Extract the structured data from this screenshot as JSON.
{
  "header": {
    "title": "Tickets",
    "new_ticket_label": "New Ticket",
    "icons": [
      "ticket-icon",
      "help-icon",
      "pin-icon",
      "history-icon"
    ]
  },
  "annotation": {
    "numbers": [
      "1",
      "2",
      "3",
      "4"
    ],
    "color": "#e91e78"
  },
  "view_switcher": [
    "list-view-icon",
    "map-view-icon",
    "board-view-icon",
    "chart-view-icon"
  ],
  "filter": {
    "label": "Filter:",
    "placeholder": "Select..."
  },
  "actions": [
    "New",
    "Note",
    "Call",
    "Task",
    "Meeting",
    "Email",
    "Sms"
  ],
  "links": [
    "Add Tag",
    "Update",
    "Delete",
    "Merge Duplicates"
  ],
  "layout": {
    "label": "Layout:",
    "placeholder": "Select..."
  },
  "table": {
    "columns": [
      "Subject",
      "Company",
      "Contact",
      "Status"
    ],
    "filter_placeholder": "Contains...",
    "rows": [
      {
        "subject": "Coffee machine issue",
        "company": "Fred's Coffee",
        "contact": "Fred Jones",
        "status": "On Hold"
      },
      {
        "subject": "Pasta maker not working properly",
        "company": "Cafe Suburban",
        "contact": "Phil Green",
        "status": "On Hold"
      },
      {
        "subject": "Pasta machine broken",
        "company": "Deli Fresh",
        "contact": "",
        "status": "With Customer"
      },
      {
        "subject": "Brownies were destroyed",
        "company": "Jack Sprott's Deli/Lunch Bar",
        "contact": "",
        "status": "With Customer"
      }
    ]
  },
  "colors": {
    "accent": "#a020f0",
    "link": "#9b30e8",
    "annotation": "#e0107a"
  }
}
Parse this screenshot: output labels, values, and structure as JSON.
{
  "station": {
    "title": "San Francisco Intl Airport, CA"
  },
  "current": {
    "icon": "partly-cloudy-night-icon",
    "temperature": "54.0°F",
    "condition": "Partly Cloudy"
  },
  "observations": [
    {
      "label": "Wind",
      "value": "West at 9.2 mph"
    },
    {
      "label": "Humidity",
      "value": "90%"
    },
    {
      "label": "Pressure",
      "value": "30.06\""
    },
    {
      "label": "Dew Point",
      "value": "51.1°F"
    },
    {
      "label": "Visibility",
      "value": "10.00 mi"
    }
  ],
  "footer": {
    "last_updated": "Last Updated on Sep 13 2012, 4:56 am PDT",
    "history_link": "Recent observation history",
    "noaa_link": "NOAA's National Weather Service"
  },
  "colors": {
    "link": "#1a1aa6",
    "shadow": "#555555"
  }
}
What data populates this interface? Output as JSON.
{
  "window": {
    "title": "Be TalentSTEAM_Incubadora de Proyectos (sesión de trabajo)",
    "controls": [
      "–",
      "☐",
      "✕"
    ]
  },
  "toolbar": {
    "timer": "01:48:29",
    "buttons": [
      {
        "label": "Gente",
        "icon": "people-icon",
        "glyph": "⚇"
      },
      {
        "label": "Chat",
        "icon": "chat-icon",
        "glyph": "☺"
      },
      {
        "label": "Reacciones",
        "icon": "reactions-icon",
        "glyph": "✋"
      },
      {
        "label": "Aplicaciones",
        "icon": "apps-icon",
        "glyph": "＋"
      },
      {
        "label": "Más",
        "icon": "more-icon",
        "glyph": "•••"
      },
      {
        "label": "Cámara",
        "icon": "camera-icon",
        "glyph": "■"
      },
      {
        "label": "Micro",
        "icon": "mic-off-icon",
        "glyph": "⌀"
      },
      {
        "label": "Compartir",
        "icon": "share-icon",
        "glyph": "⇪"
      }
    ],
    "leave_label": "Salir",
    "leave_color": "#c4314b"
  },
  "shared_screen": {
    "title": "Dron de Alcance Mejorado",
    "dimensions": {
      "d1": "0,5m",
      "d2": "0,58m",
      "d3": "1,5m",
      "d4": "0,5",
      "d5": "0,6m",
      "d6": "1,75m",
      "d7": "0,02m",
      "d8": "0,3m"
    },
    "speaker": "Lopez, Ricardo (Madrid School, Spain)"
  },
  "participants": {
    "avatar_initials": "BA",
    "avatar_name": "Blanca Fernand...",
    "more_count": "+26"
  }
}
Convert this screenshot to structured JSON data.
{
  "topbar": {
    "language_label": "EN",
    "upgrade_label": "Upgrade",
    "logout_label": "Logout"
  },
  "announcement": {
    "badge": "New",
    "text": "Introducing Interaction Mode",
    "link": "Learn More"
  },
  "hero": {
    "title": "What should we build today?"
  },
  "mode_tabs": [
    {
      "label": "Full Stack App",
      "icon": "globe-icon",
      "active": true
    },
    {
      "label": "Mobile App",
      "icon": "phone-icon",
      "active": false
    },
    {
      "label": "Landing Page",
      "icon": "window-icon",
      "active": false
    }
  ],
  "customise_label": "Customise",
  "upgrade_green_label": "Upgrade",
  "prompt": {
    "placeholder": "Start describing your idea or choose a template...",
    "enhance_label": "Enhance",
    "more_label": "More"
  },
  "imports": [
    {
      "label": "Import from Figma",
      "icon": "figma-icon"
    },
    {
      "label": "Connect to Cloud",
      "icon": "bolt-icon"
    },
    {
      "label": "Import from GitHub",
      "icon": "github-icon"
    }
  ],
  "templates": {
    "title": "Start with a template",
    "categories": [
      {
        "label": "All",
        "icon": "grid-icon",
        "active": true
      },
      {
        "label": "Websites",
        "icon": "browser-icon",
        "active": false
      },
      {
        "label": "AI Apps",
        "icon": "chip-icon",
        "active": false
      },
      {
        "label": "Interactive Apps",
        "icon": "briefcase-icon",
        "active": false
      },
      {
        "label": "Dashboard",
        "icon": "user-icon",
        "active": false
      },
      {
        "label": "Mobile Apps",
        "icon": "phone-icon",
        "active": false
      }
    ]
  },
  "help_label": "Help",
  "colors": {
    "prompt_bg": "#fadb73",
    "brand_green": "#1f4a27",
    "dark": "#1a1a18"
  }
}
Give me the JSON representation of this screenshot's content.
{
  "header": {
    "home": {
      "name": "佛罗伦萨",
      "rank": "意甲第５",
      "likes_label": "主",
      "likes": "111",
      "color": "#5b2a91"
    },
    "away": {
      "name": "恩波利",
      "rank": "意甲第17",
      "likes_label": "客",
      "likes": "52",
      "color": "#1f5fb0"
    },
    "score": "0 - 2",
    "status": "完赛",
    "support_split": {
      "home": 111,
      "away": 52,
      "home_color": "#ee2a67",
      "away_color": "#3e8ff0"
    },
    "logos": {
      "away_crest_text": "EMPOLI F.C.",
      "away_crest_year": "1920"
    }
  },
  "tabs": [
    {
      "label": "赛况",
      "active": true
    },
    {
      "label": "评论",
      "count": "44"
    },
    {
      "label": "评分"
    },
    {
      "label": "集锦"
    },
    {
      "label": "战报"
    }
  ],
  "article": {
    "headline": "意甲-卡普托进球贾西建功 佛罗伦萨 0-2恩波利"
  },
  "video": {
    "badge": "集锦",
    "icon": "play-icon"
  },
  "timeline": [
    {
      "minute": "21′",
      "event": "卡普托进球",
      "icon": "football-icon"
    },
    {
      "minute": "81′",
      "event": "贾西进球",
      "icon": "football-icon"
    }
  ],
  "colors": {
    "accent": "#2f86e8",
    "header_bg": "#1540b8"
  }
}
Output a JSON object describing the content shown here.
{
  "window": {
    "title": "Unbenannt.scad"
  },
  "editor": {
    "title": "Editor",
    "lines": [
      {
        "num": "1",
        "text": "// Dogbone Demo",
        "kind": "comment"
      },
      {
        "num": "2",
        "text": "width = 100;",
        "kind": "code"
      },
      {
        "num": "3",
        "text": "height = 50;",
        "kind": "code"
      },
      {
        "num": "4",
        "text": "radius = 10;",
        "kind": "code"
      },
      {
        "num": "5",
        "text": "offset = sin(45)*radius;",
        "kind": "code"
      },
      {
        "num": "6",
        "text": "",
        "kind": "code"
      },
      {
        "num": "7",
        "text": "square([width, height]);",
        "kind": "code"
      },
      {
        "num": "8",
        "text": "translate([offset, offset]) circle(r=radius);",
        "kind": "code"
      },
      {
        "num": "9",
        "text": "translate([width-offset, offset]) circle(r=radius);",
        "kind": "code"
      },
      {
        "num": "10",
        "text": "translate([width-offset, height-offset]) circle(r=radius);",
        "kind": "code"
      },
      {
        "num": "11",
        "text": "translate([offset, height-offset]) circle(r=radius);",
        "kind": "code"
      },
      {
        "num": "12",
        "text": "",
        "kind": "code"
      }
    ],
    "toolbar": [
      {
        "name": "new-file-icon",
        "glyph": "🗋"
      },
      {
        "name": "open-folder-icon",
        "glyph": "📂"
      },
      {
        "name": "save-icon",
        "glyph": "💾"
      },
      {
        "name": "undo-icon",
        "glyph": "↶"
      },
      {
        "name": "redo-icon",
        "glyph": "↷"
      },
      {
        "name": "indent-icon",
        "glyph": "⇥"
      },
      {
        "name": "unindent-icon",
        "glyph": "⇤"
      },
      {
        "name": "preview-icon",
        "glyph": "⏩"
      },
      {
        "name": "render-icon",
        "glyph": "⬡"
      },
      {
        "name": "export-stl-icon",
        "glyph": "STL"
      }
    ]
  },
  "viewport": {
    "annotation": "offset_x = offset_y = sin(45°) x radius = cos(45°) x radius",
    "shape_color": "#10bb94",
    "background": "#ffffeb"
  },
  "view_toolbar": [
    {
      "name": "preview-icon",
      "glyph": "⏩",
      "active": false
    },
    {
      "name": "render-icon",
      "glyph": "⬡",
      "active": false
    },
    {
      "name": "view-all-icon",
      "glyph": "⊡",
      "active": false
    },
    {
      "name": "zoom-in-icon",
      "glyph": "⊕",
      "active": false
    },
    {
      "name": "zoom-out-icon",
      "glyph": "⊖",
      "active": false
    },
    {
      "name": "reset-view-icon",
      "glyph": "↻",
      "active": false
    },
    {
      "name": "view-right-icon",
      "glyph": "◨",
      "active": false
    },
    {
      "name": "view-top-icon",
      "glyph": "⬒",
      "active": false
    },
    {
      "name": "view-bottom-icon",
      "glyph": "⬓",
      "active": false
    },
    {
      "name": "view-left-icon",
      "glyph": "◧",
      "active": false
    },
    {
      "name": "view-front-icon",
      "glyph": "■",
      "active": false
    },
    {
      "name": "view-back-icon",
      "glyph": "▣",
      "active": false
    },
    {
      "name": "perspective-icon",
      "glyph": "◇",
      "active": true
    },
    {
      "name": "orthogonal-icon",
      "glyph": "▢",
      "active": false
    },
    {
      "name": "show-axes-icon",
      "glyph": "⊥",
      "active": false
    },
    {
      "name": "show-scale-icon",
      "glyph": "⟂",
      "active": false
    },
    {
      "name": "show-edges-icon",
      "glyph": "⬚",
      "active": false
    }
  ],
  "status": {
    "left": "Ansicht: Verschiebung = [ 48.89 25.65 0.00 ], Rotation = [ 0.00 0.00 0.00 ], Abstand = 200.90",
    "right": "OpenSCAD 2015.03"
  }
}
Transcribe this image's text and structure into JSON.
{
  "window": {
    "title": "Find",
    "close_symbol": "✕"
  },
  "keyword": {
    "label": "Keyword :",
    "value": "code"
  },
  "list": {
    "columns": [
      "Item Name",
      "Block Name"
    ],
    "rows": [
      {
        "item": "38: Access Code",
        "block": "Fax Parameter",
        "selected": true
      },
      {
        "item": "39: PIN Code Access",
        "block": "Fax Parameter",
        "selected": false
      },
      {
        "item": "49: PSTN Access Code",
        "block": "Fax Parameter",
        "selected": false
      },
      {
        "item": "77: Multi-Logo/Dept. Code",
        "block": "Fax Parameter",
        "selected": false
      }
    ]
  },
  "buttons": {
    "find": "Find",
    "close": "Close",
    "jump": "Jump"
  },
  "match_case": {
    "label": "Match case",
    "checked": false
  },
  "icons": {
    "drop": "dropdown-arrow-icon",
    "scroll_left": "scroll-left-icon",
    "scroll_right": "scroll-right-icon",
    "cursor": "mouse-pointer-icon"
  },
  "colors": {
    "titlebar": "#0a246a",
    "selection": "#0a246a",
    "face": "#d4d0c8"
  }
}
****************************************
**Task objective:** Read through the entries and copy every line that includes "height".

**Answer for this exercise:**
        "text": "height = 50;",
        "text": "square([width, height]);",
        "text": "translate([width-offset, height-offset]) circle(r=radius);",
        "text": "translate([offset, height-offset]) circle(r=radius);",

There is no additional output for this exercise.